--- Start ---
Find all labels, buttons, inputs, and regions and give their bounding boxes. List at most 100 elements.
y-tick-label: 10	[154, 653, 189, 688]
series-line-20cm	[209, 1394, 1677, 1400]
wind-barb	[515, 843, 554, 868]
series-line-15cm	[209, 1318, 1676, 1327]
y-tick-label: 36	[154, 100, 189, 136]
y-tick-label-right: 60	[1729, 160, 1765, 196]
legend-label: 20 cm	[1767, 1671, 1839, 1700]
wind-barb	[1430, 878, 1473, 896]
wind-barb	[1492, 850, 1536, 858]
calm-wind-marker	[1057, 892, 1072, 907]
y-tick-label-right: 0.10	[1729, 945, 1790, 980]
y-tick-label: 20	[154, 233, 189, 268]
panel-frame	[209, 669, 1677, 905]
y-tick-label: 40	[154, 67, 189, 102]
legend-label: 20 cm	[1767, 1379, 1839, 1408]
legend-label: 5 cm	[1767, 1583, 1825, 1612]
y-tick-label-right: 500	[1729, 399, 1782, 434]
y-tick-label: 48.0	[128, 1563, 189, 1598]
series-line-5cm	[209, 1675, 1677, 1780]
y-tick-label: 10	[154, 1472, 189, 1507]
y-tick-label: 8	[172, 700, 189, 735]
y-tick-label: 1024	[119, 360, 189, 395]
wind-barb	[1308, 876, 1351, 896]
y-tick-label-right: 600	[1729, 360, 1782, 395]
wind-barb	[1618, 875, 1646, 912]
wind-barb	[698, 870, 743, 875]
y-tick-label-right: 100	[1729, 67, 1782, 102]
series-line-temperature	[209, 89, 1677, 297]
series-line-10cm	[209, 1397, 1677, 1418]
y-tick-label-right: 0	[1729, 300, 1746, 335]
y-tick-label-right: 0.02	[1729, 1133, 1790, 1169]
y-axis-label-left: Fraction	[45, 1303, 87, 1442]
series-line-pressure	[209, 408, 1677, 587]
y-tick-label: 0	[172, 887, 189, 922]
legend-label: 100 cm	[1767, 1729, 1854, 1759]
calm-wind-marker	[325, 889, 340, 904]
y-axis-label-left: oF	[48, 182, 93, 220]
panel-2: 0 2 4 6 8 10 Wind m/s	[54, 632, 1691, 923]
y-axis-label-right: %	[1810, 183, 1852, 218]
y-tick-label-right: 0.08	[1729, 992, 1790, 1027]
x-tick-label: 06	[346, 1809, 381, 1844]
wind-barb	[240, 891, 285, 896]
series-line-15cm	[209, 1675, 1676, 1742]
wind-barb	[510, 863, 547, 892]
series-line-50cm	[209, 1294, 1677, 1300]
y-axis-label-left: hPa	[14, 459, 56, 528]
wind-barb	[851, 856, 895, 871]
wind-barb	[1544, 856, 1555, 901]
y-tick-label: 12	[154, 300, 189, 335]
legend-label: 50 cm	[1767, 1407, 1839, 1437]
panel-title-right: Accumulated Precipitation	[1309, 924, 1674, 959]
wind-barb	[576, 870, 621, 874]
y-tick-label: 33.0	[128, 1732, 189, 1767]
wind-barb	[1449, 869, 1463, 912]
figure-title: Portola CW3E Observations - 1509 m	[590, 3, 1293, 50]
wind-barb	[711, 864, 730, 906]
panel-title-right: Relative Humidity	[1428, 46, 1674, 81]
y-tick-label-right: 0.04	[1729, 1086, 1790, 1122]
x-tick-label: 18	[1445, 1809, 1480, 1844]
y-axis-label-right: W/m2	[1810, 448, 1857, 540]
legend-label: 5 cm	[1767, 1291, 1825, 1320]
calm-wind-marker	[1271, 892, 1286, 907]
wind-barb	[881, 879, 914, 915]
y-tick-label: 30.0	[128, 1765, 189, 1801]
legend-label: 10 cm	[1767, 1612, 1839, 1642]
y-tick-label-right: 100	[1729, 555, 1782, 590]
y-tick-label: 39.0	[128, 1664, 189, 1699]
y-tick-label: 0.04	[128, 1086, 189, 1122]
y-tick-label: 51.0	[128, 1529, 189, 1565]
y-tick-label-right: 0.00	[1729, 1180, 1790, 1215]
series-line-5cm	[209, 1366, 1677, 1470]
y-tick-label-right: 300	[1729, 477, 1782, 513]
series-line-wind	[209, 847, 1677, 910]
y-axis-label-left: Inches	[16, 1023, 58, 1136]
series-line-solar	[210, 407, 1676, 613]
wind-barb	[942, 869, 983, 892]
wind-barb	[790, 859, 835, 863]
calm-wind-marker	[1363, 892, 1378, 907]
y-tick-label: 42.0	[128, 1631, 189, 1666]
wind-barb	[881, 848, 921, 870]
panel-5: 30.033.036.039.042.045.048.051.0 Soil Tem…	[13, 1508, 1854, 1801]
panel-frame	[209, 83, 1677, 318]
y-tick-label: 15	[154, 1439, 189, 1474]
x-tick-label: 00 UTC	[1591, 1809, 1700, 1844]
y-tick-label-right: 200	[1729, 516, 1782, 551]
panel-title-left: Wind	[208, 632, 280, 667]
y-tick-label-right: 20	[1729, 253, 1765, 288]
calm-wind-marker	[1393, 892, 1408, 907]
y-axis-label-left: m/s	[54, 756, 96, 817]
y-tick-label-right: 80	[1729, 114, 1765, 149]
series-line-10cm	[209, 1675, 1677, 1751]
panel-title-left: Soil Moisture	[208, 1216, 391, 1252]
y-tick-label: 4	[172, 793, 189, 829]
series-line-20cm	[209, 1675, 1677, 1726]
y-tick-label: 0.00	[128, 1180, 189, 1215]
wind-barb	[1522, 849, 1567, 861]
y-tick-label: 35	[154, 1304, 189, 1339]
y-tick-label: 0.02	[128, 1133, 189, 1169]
--- End ---
_The exercise_
Count the lines in the data above that contain the string "calm", and reply with only that number.

_Worked solution_
5